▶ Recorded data

=======

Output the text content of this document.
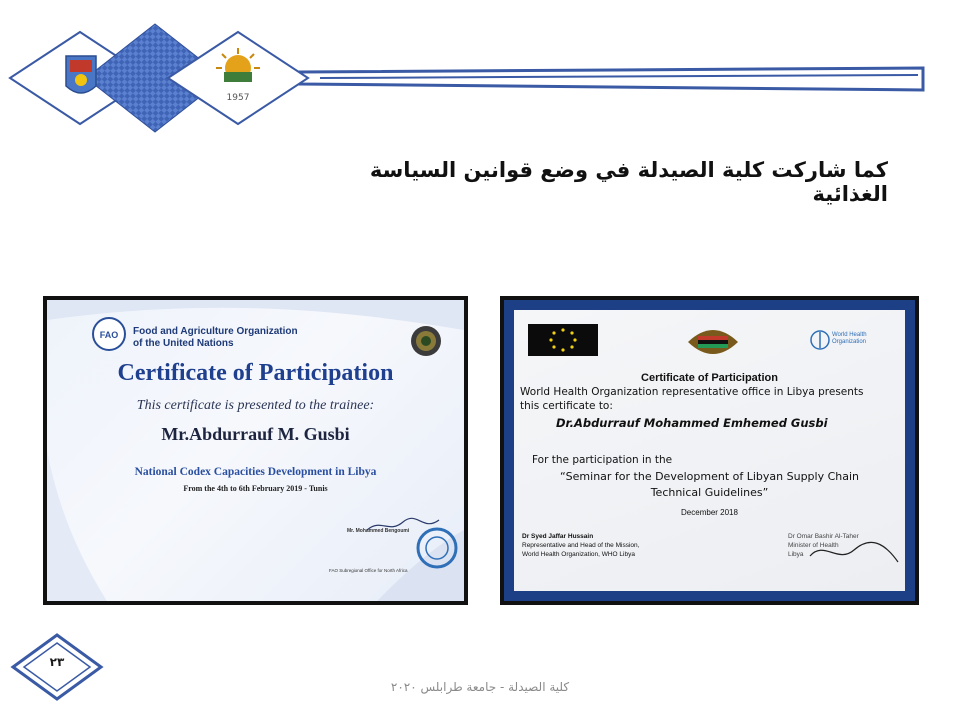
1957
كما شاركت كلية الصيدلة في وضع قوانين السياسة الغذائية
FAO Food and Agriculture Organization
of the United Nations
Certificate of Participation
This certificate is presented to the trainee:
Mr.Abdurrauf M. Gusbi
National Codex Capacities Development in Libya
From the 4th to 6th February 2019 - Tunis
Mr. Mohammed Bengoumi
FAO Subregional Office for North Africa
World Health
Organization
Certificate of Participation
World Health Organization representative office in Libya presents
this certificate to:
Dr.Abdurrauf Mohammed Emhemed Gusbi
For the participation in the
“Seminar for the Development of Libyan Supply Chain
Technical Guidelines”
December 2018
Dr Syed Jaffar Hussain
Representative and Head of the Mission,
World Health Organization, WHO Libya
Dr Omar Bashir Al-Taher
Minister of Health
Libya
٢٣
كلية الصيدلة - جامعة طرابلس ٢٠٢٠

=======

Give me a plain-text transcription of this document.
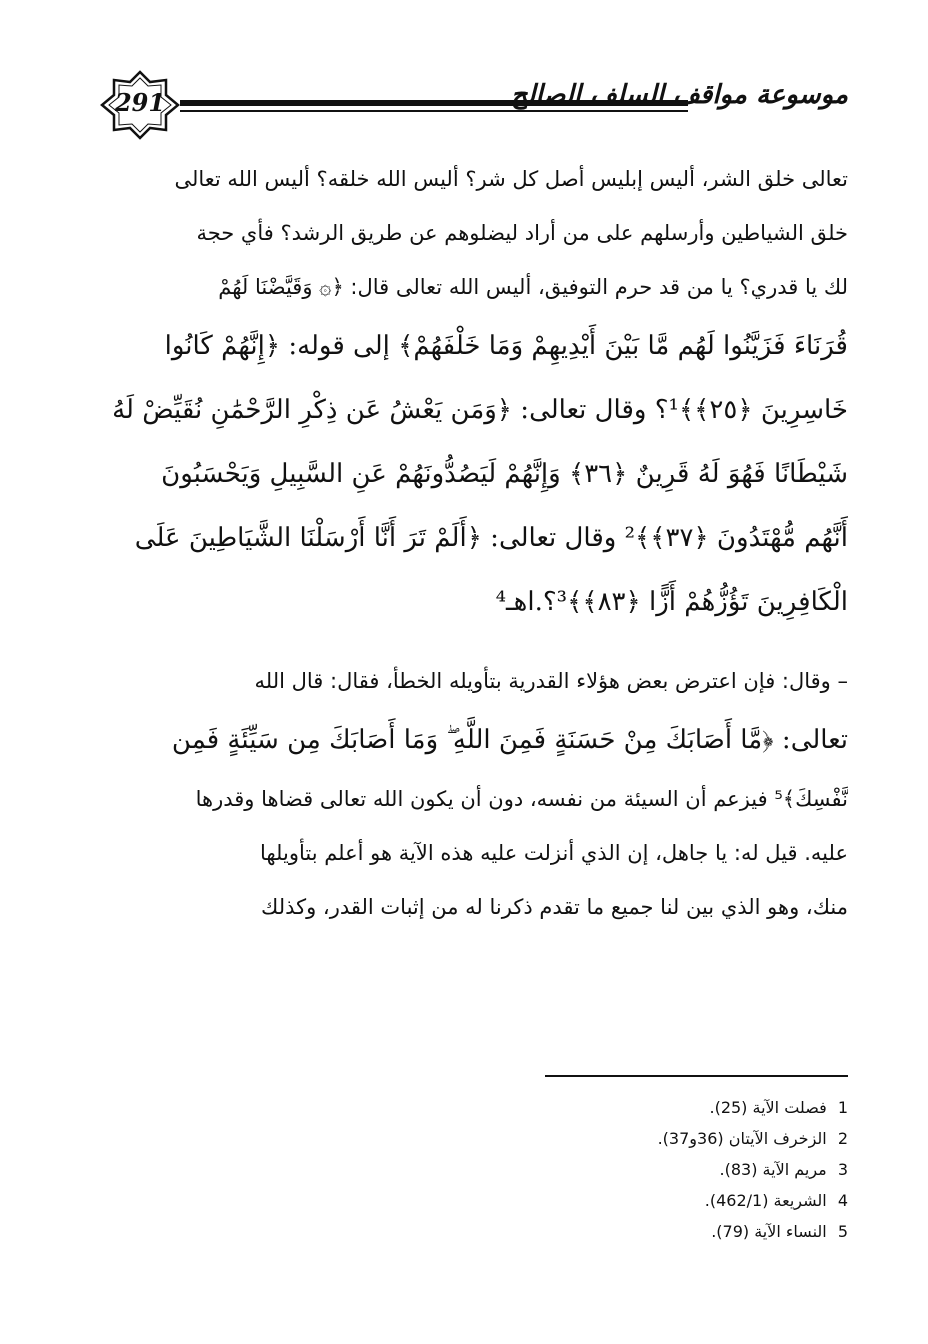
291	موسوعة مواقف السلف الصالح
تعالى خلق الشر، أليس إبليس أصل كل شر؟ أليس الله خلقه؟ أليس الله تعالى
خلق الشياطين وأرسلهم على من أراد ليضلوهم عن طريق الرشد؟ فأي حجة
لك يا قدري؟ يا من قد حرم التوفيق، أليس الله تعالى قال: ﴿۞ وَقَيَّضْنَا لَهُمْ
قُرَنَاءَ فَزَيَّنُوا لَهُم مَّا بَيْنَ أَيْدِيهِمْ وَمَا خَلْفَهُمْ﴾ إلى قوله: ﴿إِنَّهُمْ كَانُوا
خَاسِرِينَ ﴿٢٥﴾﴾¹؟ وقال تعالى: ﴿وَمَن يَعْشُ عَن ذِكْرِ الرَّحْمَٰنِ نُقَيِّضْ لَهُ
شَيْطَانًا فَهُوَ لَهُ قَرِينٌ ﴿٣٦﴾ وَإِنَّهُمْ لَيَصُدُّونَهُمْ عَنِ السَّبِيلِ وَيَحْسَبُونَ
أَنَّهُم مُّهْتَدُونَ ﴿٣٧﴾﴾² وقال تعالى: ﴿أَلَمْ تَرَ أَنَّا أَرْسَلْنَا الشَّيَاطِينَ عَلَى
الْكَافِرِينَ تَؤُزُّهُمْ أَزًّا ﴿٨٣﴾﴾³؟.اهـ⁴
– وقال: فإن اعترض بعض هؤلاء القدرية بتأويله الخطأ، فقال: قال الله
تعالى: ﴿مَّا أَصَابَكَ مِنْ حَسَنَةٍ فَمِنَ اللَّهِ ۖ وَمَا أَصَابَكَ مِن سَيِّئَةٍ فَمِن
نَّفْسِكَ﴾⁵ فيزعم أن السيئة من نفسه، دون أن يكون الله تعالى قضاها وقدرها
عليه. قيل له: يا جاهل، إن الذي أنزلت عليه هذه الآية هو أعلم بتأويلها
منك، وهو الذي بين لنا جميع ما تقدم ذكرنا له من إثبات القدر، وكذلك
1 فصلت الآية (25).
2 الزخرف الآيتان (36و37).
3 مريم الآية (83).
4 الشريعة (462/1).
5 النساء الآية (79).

=======

▶ What is needed
Report how many lines of the entries hold the string "الصيدلة". Provide the number alone.

▶ Reply to the task
2